REQUIREMENT: In the material below, find how many lines contain the string "image". Write only that number.

(Entries from a dataset)
::::::::
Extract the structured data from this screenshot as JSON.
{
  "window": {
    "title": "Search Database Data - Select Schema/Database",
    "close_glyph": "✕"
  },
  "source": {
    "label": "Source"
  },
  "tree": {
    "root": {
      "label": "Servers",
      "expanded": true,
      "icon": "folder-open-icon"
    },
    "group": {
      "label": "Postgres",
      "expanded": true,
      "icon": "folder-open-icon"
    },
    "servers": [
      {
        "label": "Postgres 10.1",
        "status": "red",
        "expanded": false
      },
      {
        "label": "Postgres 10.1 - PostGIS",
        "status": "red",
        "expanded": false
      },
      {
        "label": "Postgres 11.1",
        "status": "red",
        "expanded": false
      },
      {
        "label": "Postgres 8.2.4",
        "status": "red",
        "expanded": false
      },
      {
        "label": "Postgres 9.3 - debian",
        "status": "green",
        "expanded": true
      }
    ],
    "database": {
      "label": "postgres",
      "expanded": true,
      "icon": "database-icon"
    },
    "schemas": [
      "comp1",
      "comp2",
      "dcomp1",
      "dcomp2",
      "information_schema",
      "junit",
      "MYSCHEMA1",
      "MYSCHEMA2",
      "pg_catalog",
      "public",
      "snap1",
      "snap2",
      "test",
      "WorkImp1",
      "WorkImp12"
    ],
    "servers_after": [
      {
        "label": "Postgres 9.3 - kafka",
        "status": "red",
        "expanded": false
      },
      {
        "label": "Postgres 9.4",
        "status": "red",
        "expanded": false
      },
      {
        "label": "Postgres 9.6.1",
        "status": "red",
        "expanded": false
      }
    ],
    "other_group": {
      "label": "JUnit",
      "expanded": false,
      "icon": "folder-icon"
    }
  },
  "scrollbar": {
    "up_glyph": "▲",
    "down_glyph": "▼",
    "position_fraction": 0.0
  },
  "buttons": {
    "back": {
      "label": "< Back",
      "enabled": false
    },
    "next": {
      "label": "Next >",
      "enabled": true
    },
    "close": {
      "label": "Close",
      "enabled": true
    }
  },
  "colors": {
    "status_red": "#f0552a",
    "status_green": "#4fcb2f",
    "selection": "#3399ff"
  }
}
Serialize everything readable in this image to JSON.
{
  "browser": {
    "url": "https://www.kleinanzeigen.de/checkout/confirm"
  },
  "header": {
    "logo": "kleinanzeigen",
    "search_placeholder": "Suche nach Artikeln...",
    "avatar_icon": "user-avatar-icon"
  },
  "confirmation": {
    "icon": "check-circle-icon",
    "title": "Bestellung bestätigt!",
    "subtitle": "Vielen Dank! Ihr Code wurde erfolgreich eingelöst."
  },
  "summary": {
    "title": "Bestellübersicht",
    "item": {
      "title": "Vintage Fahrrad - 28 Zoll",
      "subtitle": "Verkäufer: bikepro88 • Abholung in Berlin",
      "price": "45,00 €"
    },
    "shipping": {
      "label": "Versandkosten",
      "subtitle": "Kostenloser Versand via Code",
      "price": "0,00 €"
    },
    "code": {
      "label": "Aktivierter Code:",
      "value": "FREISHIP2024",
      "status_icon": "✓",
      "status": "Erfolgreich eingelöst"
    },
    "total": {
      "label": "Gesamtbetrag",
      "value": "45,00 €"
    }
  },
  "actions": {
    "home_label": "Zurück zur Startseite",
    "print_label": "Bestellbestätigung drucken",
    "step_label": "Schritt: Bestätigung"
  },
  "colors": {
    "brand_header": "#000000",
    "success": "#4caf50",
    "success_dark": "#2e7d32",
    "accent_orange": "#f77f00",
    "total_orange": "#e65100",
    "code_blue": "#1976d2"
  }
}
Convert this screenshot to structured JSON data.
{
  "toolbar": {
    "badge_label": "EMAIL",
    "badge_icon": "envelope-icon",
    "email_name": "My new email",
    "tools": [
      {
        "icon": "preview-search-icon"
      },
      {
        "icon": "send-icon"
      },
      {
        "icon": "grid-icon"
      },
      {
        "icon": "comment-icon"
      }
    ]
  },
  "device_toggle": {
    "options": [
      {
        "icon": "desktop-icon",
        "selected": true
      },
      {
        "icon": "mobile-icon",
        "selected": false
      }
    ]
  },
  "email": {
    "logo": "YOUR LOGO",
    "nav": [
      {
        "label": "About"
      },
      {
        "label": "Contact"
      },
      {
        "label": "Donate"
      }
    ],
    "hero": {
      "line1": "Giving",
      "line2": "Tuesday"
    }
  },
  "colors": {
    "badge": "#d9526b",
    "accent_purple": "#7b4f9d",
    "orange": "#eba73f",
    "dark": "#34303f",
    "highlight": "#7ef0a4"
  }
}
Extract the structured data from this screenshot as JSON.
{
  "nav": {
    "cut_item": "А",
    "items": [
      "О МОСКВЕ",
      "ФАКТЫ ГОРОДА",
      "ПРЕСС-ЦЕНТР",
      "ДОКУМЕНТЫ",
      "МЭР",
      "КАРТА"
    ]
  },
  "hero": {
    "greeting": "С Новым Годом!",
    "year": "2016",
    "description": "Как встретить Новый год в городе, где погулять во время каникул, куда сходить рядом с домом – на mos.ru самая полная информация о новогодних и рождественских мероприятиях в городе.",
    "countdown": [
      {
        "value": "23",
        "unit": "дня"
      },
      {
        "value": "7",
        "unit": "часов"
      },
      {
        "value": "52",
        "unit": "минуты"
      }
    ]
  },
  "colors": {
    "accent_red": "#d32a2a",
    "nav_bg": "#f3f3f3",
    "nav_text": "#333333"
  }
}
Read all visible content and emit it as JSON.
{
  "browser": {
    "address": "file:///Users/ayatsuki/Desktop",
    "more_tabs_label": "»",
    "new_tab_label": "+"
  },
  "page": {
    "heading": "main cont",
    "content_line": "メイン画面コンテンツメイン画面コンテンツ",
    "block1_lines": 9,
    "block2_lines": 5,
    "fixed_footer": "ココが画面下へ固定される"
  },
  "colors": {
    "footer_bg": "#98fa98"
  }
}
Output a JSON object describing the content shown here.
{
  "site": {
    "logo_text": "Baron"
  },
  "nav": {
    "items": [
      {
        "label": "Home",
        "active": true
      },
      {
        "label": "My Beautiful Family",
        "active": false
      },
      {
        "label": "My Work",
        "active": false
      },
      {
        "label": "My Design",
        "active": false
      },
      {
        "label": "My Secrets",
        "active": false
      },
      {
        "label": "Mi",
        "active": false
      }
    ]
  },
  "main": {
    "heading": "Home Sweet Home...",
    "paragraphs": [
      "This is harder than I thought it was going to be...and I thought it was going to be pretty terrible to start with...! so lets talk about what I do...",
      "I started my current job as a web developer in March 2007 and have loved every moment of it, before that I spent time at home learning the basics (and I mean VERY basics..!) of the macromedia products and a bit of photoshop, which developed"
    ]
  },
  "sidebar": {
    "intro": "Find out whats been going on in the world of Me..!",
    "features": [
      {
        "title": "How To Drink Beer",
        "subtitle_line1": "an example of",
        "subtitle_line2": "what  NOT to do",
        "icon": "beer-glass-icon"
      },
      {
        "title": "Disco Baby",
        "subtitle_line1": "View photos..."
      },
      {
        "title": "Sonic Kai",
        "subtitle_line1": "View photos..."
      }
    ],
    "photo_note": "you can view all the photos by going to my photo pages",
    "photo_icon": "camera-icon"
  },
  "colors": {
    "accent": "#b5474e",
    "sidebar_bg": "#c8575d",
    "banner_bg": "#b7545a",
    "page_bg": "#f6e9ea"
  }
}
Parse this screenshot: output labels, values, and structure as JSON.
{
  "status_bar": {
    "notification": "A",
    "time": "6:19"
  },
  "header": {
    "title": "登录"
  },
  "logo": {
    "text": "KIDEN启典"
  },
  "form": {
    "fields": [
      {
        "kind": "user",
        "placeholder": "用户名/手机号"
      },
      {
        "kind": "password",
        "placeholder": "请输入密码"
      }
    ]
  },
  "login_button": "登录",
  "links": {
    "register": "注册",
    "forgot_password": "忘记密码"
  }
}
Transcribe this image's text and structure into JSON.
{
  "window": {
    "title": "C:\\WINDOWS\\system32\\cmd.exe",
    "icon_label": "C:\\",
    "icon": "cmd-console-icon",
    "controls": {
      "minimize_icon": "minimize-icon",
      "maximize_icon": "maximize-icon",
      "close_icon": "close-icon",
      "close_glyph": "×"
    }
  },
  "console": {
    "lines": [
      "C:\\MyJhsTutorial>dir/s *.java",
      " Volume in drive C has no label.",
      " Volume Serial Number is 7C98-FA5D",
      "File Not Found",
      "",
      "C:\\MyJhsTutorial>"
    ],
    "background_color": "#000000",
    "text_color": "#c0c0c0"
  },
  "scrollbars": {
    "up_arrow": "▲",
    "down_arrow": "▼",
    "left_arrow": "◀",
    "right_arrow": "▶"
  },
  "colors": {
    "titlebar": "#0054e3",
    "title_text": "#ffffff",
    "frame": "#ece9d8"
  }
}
::::::::
RESULT: 2